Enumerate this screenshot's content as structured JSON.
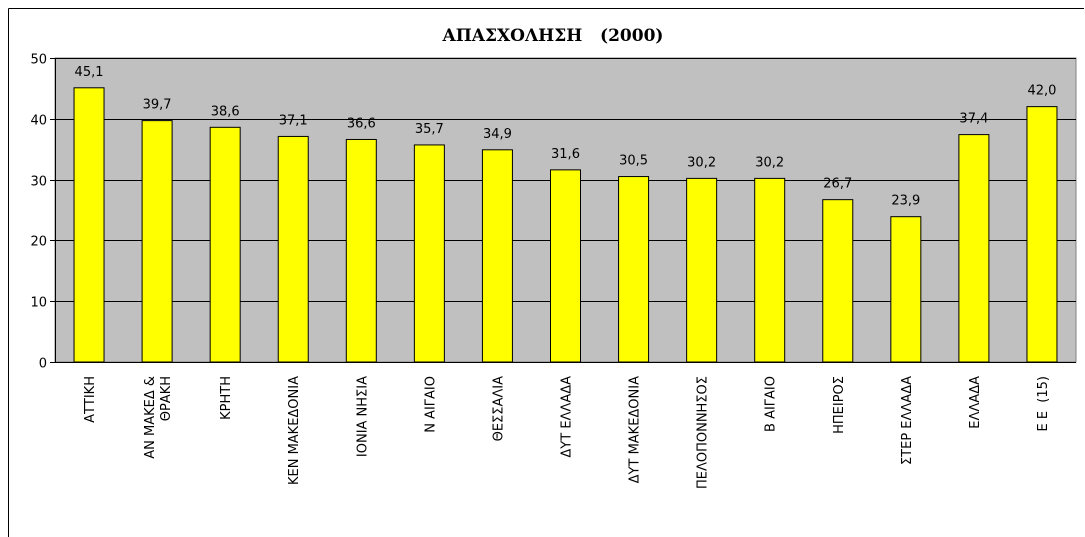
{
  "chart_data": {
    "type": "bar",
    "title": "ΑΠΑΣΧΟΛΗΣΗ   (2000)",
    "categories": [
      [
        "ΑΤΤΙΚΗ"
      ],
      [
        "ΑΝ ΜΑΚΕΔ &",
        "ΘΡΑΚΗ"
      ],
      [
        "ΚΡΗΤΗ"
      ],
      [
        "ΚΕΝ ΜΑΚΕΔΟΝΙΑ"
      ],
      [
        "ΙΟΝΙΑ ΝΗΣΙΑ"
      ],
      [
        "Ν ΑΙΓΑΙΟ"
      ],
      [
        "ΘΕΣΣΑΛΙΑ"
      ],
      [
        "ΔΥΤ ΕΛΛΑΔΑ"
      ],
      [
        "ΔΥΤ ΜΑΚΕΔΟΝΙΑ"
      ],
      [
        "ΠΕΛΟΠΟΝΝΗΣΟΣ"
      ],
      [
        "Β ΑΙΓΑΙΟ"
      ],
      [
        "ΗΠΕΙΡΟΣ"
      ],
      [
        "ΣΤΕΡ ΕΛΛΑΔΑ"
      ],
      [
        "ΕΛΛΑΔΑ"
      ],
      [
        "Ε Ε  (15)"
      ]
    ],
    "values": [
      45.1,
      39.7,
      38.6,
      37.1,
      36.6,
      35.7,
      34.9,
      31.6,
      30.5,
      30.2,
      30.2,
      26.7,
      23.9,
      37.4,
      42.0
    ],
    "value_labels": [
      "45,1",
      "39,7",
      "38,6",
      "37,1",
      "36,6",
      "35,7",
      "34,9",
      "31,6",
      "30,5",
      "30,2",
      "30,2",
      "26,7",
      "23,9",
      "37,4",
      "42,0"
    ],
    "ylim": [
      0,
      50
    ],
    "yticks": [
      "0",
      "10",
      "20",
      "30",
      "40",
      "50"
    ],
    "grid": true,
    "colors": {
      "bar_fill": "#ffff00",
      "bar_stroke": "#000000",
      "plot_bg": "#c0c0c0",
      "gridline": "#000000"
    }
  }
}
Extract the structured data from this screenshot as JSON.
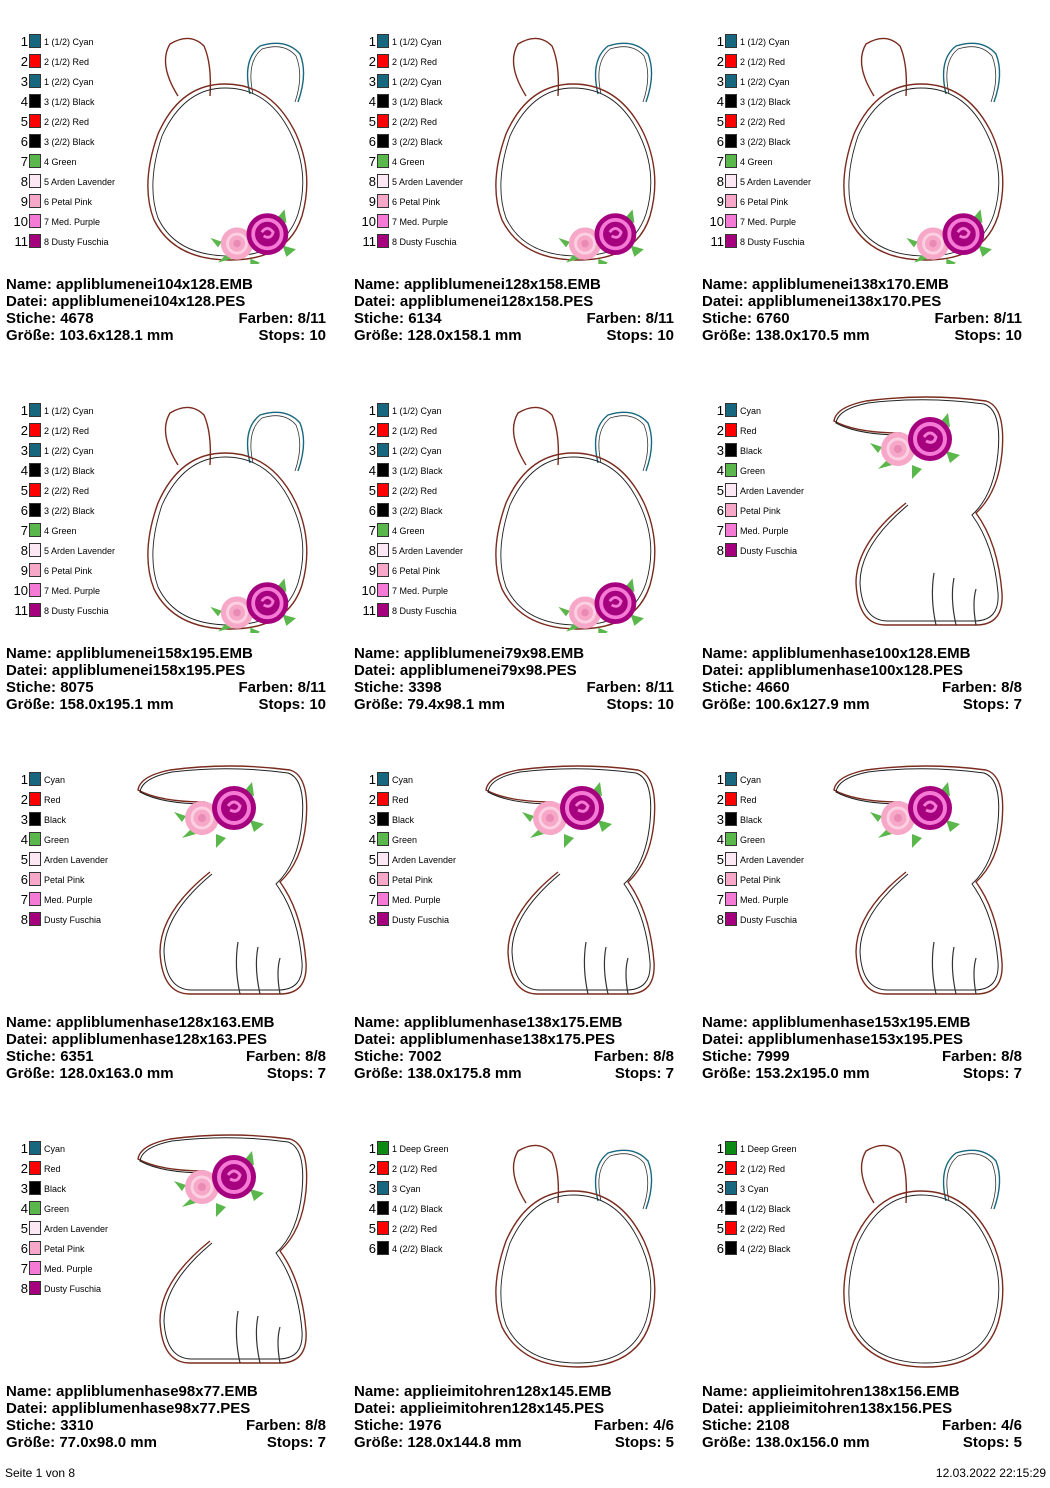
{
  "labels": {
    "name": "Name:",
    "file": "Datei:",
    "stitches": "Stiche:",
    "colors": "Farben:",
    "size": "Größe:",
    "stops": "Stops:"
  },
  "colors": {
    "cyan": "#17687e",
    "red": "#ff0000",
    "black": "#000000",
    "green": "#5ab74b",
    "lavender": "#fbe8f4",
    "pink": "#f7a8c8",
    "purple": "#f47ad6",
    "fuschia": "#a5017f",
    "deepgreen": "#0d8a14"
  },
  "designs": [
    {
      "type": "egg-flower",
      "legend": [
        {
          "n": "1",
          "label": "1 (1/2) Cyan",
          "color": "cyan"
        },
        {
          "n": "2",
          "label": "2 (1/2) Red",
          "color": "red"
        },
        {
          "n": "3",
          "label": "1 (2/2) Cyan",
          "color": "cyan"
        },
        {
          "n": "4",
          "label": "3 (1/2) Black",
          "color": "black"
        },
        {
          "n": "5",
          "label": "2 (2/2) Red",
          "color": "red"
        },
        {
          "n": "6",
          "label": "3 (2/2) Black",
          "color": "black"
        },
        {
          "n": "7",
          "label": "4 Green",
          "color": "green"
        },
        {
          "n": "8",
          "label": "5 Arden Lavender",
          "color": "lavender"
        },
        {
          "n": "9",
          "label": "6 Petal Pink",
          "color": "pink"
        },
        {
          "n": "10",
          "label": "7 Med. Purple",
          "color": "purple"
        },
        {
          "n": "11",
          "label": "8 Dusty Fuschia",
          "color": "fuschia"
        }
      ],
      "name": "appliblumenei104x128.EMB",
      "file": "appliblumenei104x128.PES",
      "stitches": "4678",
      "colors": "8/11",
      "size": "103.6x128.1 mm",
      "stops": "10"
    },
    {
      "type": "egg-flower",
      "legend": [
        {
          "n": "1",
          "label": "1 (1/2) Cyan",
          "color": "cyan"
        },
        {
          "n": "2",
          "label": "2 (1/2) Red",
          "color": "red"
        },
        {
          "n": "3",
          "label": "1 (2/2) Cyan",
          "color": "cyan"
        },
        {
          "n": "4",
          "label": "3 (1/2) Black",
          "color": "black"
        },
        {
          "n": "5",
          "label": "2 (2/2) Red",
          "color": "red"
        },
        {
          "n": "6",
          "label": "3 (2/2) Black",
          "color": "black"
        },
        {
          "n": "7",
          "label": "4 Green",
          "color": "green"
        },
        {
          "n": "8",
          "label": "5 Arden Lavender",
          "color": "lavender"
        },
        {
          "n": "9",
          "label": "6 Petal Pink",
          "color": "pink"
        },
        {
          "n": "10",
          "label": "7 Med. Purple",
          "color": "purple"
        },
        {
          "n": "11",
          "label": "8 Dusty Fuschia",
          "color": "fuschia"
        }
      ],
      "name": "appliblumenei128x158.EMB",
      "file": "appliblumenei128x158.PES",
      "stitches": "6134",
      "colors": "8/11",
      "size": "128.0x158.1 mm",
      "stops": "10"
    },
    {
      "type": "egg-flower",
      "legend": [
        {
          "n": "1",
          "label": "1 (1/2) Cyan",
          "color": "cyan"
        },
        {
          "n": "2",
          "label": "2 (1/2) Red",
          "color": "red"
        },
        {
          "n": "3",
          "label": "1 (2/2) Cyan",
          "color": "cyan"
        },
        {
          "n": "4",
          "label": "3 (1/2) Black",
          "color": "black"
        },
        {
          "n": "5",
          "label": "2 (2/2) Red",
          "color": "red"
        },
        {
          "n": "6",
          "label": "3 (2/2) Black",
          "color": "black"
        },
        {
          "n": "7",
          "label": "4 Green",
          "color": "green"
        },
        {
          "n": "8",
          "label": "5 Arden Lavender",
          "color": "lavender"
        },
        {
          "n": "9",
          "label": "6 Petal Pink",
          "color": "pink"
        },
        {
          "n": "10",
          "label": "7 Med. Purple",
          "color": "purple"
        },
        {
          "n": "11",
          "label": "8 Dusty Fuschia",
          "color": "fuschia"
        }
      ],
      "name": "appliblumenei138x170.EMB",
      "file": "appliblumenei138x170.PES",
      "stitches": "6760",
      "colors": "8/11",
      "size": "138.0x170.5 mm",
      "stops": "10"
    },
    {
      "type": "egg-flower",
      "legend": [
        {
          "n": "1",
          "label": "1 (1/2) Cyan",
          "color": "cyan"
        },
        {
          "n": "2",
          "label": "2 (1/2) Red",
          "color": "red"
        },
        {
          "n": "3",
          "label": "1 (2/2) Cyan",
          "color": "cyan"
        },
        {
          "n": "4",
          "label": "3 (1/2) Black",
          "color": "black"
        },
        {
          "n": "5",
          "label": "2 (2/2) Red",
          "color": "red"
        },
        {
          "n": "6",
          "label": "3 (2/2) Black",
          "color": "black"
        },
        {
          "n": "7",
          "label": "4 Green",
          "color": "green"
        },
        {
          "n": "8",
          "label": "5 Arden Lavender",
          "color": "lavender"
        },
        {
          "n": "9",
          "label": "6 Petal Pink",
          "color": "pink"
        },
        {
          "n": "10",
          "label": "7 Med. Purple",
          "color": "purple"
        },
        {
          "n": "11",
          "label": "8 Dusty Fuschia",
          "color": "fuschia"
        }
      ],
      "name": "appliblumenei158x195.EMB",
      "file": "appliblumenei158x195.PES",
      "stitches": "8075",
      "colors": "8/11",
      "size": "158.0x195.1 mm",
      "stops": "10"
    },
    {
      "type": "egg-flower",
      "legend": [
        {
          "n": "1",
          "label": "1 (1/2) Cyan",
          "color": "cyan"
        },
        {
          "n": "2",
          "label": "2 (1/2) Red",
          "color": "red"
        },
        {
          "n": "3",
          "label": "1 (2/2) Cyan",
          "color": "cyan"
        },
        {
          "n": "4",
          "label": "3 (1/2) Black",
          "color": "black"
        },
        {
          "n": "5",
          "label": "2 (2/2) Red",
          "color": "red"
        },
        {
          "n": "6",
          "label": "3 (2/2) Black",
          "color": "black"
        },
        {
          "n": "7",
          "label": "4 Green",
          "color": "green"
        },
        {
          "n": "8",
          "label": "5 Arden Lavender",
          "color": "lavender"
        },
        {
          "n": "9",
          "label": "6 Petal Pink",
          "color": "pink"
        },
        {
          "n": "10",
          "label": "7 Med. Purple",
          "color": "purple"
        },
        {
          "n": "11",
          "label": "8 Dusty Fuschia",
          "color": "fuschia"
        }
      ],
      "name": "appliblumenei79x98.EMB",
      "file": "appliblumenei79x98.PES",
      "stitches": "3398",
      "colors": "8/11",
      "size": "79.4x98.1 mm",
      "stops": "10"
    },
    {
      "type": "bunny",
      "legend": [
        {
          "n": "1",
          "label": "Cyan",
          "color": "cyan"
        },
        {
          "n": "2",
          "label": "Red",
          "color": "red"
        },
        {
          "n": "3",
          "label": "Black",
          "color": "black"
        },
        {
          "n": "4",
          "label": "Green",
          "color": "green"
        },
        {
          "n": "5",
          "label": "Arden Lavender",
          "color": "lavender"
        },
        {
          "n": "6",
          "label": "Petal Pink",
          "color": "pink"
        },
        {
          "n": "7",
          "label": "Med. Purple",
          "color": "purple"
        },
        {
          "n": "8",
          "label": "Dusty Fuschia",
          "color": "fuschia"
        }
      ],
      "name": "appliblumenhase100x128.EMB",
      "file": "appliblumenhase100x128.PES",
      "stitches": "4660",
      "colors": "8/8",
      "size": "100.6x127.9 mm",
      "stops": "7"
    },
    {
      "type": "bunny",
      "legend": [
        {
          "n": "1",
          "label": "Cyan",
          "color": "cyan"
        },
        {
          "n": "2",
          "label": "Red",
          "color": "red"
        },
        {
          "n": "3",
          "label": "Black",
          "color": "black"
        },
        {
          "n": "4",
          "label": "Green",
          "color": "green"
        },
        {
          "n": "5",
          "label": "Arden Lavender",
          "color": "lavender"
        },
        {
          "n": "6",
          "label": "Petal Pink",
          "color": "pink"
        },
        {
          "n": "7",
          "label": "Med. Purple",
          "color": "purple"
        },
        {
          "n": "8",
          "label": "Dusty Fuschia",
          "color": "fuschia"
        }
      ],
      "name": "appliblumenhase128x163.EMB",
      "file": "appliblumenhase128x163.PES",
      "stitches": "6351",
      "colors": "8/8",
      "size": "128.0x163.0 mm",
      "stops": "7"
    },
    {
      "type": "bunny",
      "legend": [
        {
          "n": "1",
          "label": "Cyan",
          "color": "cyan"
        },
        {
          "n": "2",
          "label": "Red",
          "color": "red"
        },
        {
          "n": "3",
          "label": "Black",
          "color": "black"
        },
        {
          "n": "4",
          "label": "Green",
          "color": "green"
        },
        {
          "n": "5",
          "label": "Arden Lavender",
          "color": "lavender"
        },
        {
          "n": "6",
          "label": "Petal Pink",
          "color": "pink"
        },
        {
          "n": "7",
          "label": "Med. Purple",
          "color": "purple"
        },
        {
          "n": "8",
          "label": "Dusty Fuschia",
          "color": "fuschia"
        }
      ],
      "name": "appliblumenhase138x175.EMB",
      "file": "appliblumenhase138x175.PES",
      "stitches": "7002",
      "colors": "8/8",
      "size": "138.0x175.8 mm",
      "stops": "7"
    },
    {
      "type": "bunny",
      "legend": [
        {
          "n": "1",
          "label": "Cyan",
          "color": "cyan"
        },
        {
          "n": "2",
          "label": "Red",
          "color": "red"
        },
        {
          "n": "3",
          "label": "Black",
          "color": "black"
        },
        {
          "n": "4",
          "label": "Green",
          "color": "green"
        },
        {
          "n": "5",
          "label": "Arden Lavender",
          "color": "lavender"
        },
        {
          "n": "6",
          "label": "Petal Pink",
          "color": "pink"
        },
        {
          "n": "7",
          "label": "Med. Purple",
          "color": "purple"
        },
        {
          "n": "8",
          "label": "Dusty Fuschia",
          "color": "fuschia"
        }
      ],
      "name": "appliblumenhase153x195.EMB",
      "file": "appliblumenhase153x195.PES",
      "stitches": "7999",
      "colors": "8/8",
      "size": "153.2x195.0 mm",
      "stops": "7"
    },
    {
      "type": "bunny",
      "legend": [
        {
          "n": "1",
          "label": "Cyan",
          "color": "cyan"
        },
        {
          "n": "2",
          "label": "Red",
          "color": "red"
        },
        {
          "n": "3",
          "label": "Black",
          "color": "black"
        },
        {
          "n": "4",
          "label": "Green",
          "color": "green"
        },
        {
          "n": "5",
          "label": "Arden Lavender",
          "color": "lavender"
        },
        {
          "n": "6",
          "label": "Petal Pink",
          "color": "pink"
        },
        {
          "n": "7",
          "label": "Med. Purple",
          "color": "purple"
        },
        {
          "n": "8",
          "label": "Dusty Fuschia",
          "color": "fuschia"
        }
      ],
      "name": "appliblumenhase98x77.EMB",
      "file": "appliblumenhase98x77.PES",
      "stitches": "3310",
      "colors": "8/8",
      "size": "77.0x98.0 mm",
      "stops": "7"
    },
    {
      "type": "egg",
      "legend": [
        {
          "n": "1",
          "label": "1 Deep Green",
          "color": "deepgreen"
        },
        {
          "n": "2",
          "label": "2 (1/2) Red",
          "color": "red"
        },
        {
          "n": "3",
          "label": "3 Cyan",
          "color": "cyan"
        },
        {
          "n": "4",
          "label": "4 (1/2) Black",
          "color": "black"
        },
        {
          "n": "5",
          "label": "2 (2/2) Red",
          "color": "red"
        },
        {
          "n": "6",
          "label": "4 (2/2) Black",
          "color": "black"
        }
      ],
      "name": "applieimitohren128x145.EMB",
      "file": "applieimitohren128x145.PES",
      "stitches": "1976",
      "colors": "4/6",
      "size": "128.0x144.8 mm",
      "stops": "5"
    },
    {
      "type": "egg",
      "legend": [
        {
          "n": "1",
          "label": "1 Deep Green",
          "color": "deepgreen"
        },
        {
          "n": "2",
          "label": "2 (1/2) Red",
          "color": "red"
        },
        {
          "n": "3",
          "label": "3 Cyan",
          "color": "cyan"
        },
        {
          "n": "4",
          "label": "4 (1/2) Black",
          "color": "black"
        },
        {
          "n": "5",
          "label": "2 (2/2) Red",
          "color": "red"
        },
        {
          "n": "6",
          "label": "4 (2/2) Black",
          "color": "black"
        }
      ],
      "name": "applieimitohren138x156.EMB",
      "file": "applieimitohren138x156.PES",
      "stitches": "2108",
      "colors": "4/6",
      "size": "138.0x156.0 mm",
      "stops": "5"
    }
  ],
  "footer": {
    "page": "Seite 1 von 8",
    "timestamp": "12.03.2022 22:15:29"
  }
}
· · ·
__Instructions for the task__: Which lines hold the string "structured"? List them all.

__Written solution__:
Enumerate this screenshot's content as structured JSON.
Extract the structured data from this screenshot as JSON.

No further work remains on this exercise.